▸ Given passage:
=-=-=-=-=
1

I have a problem with a python script which is used to parse a xml file. This is the xml file:

file.xml

<Tag1 SchemaVersion="1.1" xmlns="http://www.microsoft.com/axe">
    <RandomTag>TextText</RandomTag>
    <Tag2 xmlns="http://schemas.datacontract.org/2004/07">
         <AnotherRandom>Abc</AnotherRandom>
    </Tag2>
</Tag1>

I am using xml.etree.ElementTree as parsing method. My task is to change the tags between RandomTag (in this case "TextText"). This is the python code:

python code

import xml.etree.ElementTree as ET

customXmlFile = 'file.xml'

ns = {
'ns': 'http://www.microsoft.com/axe',
'sc': 'http://schemas.datacontract.org/2004/07/Microsoft.Assessments.Relax.ObjectModel_V1'
}
tree = ET.parse(customXmlFile)
root = tree.getroot()
node = root.find('ns:RandomTag', namespaces=ns)
node.text = 'NEW TEXT'
ET.register_namespace('', 'http://www.microsoft.com/axe')

tree.write(customXmlFile + ".new",
xml_declaration=True,
encoding='utf-8',
method="xml")
=-=-=-=-=
▸ Direction 1: List every XML element name that appears in the sample file.xml shown in the XML parsing question.
▸ Direction 2: According to the XML parsing question, which Python module is used to parse the file?
▸ Direction 3: Write the next part of the XML parsing question, picking up after its final line of code.

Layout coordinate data
=-=-=-=-=
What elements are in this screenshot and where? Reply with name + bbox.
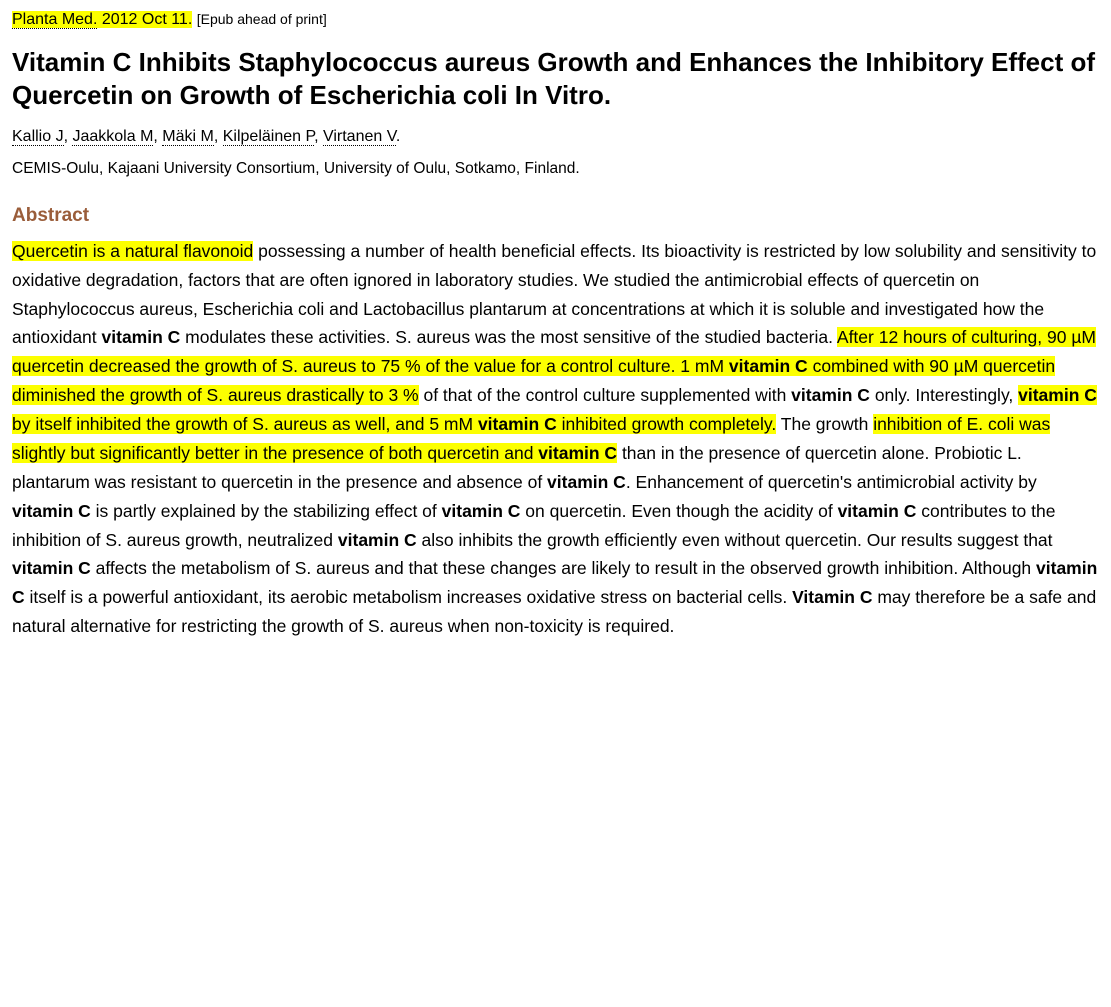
abstract-text: only. Interestingly, bbox=[870, 385, 1018, 405]
abstract-text: vitamin C bbox=[838, 501, 917, 521]
abstract-text: inhibited growth completely. bbox=[557, 414, 777, 434]
abstract-text: vitamin C bbox=[538, 443, 617, 463]
citation-line: Planta Med. 2012 Oct 11. [Epub ahead of … bbox=[12, 8, 1099, 32]
abstract-heading: Abstract bbox=[12, 202, 1099, 231]
author-link[interactable]: Jaakkola M bbox=[72, 128, 153, 146]
abstract-text: vitamin C bbox=[338, 530, 417, 550]
abstract-text: on quercetin. Even though the acidity of bbox=[520, 501, 837, 521]
abstract-text: . Enhancement of quercetin's antimicrobi… bbox=[626, 472, 1037, 492]
author-list: Kallio J, Jaakkola M, Mäki M, Kilpeläine… bbox=[12, 125, 1099, 149]
abstract-text: vitamin C bbox=[102, 327, 181, 347]
abstract-text: Quercetin is a natural flavonoid bbox=[12, 241, 253, 261]
author-link[interactable]: Kallio J bbox=[12, 128, 64, 146]
abstract-body: Quercetin is a natural flavonoid possess… bbox=[12, 237, 1099, 641]
abstract-text: vitamin C bbox=[1018, 385, 1097, 405]
abstract-text: by itself inhibited the growth of S. aur… bbox=[12, 414, 478, 434]
citation-date: 2012 Oct 11. bbox=[102, 11, 192, 28]
abstract-text: vitamin C bbox=[729, 356, 808, 376]
abstract-text: itself is a powerful antioxidant, its ae… bbox=[25, 587, 792, 607]
abstract-text: affects the metabolism of S. aureus and … bbox=[91, 558, 1036, 578]
author-link[interactable]: Mäki M bbox=[162, 128, 214, 146]
journal-link[interactable]: Planta Med. bbox=[12, 11, 97, 29]
article-title: Vitamin C Inhibits Staphylococcus aureus… bbox=[12, 46, 1099, 111]
author-link[interactable]: Virtanen V bbox=[323, 128, 396, 146]
abstract-text: vitamin C bbox=[791, 385, 870, 405]
epub-label: [Epub ahead of print] bbox=[197, 11, 327, 27]
abstract-text: vitamin C bbox=[547, 472, 626, 492]
abstract-text: vitamin C bbox=[442, 501, 521, 521]
author-link[interactable]: Kilpeläinen P bbox=[223, 128, 314, 146]
abstract-text: vitamin C bbox=[12, 558, 91, 578]
abstract-text: is partly explained by the stabilizing e… bbox=[91, 501, 442, 521]
abstract-text: The growth bbox=[776, 414, 873, 434]
abstract-text: vitamin C bbox=[12, 501, 91, 521]
abstract-text: of that of the control culture supplemen… bbox=[419, 385, 792, 405]
abstract-text: also inhibits the growth efficiently eve… bbox=[417, 530, 1053, 550]
abstract-text: Vitamin C bbox=[792, 587, 872, 607]
abstract-text: modulates these activities. S. aureus wa… bbox=[180, 327, 837, 347]
abstract-text: vitamin C bbox=[478, 414, 557, 434]
affiliation: CEMIS-Oulu, Kajaani University Consortiu… bbox=[12, 157, 1099, 180]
=-=-=-=-=
▸ Final result 1: Tag1, RandomTag, Tag2, AnotherRandom

▸ Final result 2: xml.etree.ElementTree

▸ Final result 3:
I don't have run time errors, the code works fine, but all the namespaces are defined in the first node (Tag1) and in AnotherRandom and Tag2 is used a shorcut. Also, the SchemaVersion is deleted.

file.xml.new - output

<?xml version='1.0' encoding='utf-8'?>
<Tag1 xmlns="http://www.microsoft.com/axe" xmlns:ns1="http://schemas.datacontract.org/2004/07" SchemaVersion="1.1">
      <RandomTag>NEW TEXT</RandomTag>
      <ns1:Tag2>
             <ns1:AnotherRandom>Abc</ns1:AnotherRandom>
      </ns1:Tag2>
</Tag1>

file.xml.new - desired output

<Tag1 SchemaVersion="1.1" xmlns="http://www.microsoft.com/axe">
    <RandomTag>TextText</RandomTag>
    <Tag2 xmlns="http://schemas.datacontract.org/2004/07">
         <AnotherRandom>NEW TEXT</AnotherRandom>
    </Tag2>
</Tag1>

What should I change to get exact the same format of XML as at the beggining with that only text changed?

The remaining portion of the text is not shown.